### Material for this exercise ###
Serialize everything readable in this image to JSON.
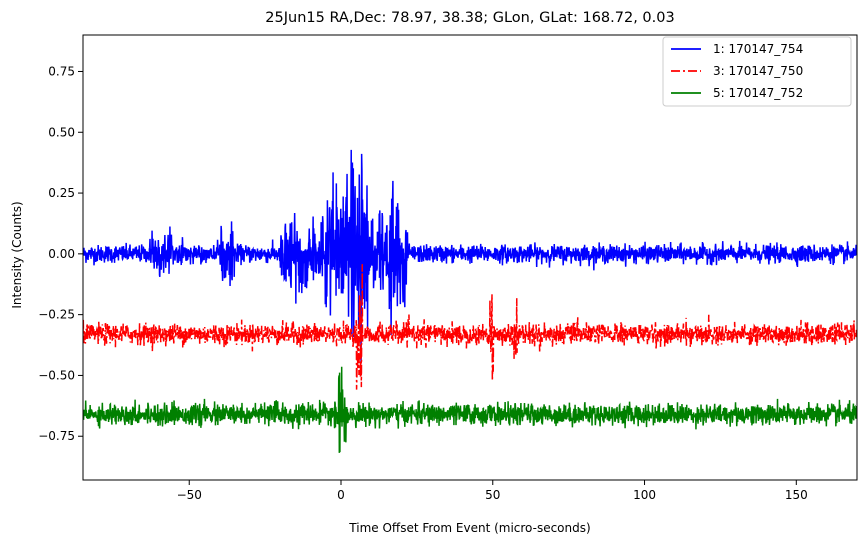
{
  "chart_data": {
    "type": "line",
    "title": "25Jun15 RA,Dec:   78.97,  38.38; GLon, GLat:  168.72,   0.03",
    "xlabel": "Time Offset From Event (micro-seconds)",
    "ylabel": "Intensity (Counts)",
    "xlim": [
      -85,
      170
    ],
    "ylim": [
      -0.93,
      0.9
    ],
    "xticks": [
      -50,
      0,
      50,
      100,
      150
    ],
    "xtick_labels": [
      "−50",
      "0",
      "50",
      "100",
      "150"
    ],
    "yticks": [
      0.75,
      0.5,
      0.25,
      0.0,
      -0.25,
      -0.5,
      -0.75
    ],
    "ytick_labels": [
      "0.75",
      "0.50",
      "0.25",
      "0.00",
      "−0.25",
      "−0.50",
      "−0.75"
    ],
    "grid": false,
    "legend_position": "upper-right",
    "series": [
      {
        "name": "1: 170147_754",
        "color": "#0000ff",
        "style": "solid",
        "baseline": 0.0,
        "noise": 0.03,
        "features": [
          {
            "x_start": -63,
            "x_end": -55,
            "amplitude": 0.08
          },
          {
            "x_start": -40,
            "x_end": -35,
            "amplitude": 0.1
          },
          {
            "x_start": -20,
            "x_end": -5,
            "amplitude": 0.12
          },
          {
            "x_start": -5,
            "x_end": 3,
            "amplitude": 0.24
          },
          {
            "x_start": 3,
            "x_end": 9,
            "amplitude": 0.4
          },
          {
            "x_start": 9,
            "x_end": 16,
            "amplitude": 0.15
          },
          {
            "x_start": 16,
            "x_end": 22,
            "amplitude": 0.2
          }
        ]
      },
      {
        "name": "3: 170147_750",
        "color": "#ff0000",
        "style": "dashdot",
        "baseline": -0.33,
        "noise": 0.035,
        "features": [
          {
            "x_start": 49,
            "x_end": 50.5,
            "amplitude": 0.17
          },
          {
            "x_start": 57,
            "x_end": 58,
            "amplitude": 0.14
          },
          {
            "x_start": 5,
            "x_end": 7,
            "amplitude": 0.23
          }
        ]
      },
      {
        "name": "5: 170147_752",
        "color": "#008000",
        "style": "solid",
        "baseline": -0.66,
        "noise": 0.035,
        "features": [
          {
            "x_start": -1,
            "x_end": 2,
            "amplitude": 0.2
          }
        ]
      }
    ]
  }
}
###
Requirement — Select and copy every line of the material that holds the string "color".

Completed task —
        "color": "#0000ff",
        "color": "#ff0000",
        "color": "#008000",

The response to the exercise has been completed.